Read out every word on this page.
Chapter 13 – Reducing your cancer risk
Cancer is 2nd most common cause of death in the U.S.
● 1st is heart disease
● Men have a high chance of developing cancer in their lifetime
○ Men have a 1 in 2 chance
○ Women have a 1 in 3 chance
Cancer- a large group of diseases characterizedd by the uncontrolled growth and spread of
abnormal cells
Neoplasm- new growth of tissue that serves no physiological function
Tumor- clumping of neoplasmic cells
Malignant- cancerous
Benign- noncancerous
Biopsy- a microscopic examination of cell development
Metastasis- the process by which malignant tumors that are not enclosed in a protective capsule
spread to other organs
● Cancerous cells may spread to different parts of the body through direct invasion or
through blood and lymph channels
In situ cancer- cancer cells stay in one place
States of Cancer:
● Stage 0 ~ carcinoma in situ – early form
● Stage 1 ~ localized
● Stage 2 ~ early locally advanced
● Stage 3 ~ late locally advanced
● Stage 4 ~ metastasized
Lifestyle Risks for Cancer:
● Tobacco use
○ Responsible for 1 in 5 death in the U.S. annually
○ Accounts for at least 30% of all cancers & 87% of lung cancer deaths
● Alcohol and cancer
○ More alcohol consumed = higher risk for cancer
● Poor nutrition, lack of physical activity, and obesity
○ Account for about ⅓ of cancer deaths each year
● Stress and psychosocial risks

----

Problem » In the listing above, find each line where "through" occurs and copy it.

Written solution »
● Cancerous cells may spread to different parts of the body through direct invasion or
through blood and lymph channels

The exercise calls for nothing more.